TO DO = Some lines of these records may hold the word "Romantic"; state how many, using only the number.

+++

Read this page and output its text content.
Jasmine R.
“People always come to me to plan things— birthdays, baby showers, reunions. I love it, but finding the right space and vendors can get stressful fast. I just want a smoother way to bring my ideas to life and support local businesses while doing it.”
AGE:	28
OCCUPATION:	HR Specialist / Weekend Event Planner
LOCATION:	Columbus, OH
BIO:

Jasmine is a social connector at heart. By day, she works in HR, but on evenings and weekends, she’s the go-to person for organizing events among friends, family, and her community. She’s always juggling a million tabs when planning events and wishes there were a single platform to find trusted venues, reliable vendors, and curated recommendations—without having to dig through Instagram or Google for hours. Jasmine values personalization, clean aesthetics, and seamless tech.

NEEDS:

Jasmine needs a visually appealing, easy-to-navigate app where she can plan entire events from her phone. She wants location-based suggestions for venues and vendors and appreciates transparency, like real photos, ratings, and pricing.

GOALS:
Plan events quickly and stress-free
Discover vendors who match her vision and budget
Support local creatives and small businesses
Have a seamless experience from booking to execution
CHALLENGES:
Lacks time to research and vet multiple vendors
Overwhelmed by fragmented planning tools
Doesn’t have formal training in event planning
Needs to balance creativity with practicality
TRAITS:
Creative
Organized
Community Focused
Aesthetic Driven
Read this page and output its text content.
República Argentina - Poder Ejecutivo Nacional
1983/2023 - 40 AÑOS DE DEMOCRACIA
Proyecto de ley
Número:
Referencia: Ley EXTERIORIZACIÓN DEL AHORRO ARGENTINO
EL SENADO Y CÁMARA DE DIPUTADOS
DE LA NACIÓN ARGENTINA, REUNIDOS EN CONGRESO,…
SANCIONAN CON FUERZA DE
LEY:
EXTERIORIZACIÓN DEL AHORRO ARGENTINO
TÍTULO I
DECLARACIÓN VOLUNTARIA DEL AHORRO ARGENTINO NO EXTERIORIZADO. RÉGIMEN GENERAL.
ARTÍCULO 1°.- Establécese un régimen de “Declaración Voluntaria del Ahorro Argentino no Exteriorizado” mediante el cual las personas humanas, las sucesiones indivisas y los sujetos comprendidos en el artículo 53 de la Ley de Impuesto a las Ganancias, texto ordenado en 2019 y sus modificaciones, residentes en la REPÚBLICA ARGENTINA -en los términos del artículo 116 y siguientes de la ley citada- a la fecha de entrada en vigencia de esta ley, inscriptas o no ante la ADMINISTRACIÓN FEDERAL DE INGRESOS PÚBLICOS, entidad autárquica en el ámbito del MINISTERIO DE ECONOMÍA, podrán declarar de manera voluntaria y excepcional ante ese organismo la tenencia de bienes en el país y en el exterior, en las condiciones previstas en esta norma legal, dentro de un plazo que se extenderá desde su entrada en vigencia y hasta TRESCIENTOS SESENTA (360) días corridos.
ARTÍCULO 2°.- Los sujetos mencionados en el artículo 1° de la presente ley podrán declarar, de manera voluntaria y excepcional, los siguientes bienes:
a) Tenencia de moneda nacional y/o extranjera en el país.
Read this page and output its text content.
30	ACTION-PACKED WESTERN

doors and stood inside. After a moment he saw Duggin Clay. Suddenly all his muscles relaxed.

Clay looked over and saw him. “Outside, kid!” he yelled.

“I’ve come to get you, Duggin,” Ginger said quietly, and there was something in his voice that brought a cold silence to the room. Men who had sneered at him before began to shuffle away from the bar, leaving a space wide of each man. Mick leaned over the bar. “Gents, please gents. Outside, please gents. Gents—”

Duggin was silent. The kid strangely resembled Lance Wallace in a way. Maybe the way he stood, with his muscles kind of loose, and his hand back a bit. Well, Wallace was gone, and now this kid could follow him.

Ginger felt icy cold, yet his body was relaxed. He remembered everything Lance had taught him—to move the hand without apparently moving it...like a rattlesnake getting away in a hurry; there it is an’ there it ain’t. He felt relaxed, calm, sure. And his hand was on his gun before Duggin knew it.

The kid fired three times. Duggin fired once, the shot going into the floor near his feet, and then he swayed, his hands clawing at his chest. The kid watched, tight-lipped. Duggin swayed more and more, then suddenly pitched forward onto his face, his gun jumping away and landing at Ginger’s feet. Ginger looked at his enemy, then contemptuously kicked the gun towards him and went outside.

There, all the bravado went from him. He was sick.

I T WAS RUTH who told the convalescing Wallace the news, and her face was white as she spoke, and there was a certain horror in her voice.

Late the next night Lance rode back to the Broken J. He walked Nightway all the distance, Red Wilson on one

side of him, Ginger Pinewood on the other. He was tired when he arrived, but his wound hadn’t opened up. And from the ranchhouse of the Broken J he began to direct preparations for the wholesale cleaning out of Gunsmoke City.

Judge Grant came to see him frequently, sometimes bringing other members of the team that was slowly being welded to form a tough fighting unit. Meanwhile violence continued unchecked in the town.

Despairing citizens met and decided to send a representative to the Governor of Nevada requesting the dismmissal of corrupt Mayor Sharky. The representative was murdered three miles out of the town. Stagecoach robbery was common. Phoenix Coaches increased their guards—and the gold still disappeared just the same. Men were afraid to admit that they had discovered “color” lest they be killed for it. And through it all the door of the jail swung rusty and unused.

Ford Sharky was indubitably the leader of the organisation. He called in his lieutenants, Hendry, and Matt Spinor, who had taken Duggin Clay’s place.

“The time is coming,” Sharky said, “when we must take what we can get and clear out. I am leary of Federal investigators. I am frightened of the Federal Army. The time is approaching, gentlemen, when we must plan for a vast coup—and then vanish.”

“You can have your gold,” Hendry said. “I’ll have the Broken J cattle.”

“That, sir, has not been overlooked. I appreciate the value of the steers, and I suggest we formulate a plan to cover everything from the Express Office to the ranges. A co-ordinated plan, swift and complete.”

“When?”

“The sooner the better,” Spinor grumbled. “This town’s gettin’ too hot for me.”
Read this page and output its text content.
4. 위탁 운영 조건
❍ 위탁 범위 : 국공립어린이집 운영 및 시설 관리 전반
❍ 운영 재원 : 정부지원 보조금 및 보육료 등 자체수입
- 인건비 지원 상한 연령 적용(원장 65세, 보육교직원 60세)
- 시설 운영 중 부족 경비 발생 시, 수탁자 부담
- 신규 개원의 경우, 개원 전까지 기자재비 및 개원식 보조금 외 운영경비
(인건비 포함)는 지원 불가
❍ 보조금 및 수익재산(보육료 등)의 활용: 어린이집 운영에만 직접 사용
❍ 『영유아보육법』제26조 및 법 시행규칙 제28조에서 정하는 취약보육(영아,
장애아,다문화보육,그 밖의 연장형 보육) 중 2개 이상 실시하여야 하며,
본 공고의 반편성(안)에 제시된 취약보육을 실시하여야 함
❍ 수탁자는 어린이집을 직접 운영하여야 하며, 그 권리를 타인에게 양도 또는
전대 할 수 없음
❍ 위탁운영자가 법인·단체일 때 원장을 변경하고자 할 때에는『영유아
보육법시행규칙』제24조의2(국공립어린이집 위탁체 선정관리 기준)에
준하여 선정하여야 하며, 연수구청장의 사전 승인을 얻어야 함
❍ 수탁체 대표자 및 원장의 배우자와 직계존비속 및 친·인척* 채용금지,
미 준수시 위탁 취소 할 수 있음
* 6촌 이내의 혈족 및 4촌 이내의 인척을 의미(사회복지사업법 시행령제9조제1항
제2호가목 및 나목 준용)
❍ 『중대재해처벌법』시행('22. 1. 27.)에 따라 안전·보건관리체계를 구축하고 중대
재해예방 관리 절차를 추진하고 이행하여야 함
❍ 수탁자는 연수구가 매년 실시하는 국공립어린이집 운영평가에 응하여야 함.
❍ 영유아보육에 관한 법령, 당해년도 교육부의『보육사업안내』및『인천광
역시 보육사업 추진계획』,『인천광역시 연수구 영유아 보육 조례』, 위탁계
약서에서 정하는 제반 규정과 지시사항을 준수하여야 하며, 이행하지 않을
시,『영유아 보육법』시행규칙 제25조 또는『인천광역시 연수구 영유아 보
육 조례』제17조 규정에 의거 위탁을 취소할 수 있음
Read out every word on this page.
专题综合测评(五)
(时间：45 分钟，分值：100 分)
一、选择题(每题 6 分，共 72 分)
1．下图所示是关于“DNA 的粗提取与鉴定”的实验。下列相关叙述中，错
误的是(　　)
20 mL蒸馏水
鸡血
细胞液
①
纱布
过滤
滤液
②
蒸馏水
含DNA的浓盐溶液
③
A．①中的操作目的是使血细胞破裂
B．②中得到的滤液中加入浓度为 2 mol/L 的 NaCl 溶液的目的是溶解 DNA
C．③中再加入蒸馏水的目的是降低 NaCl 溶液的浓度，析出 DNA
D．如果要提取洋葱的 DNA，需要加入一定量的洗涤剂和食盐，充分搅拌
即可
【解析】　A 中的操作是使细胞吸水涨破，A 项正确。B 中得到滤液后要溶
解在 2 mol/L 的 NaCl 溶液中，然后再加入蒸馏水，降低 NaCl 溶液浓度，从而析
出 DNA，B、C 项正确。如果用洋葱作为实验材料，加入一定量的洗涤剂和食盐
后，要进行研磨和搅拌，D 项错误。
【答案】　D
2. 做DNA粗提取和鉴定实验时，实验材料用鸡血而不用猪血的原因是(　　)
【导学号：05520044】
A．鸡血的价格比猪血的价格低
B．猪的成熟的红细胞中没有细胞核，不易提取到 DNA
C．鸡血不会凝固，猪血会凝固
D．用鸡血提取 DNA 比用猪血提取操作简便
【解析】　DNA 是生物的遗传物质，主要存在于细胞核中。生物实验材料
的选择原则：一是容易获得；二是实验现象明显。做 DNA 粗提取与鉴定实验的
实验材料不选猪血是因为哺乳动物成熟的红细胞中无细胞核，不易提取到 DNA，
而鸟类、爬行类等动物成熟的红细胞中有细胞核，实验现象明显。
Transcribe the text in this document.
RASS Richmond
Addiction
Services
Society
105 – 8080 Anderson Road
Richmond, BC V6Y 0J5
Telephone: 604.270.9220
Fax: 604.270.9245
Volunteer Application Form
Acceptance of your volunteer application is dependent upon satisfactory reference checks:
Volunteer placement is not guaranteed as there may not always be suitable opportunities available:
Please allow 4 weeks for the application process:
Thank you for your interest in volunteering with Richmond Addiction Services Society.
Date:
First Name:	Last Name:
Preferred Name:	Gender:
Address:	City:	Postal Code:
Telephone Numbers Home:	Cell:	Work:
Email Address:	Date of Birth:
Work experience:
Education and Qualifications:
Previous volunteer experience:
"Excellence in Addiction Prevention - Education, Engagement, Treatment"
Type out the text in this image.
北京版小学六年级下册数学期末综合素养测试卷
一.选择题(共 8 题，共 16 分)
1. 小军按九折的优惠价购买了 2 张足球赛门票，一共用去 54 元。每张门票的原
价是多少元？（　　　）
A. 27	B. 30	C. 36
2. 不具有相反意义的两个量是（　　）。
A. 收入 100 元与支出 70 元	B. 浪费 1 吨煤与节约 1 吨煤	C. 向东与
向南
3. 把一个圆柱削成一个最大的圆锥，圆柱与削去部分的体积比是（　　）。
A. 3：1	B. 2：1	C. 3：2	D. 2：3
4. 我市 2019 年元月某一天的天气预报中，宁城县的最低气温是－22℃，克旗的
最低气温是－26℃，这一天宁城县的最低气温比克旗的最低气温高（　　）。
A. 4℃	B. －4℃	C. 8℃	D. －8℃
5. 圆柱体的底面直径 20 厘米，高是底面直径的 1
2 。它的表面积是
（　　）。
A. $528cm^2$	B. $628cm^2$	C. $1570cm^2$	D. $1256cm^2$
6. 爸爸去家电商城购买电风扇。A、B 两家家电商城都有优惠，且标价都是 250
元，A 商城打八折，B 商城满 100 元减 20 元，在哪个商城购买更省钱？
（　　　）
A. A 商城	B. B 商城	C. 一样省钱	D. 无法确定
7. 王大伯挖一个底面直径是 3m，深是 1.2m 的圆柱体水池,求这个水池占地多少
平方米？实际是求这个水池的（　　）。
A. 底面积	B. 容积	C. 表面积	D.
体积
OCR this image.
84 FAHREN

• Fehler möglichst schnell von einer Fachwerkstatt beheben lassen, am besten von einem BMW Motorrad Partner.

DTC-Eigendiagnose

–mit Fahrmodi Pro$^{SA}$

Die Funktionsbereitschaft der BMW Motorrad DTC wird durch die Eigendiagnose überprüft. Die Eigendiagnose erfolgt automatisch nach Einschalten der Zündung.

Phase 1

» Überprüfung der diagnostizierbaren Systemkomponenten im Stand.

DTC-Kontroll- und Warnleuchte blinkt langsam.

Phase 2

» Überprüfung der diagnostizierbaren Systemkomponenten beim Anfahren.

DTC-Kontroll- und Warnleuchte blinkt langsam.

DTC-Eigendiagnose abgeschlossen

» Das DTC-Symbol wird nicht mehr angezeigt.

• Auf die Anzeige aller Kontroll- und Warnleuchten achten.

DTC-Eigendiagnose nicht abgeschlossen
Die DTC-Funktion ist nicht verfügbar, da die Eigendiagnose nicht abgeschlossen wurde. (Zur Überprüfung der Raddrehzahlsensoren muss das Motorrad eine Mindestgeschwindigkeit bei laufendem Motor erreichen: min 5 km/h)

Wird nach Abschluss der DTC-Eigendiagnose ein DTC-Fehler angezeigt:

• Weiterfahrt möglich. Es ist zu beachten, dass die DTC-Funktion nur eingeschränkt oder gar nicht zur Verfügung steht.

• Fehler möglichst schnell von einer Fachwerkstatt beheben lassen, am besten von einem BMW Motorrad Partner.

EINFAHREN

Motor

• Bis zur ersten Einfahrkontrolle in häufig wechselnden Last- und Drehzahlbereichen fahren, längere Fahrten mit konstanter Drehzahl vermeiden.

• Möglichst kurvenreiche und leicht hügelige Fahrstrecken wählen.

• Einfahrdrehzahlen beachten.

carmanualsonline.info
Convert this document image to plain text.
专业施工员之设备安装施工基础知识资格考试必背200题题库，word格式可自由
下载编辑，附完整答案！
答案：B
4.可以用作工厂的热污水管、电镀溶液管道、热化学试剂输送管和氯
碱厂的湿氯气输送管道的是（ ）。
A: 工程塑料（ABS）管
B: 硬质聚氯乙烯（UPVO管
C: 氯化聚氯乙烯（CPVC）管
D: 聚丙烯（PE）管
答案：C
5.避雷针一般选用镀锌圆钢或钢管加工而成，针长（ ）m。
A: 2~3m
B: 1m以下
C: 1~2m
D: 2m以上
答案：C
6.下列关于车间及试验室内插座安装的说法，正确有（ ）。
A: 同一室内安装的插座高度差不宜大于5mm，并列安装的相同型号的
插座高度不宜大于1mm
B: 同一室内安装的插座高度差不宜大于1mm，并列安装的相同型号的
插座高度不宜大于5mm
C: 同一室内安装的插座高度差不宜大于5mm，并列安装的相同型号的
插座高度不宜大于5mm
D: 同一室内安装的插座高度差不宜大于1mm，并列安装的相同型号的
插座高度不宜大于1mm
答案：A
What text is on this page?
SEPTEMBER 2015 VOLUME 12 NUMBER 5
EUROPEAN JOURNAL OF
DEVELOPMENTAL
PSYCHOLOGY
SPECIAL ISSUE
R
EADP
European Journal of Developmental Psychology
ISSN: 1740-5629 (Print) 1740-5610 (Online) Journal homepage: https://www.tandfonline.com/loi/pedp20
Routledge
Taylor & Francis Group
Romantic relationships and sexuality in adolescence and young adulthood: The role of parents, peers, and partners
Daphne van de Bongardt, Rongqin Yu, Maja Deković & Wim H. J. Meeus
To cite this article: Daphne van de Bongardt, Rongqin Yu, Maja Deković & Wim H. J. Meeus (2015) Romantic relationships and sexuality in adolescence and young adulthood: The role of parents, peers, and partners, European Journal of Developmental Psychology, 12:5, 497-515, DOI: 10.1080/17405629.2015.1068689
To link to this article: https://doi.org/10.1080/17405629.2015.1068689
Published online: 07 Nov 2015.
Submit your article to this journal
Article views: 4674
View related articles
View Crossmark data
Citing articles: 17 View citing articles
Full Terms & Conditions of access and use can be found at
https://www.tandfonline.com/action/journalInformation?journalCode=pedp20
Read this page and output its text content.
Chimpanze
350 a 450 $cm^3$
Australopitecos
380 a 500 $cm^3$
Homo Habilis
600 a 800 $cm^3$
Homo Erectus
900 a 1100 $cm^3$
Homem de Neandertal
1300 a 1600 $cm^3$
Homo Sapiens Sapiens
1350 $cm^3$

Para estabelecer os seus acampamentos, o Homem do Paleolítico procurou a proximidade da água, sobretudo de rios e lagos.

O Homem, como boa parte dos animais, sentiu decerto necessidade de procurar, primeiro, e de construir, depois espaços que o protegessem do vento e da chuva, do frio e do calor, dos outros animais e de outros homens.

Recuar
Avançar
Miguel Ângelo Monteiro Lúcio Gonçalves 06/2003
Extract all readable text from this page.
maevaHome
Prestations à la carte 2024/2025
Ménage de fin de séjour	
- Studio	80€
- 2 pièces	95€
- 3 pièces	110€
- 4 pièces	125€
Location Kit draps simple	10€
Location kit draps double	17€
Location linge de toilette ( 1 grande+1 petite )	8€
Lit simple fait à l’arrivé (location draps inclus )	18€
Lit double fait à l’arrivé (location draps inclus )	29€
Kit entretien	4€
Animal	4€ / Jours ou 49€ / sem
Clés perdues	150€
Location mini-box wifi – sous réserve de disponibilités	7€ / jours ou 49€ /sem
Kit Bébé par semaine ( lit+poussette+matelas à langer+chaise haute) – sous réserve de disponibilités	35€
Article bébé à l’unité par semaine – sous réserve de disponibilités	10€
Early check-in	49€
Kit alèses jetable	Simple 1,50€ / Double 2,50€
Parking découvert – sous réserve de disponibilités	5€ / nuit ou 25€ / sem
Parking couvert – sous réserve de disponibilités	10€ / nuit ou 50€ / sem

+++

ANSWER BELOW = 2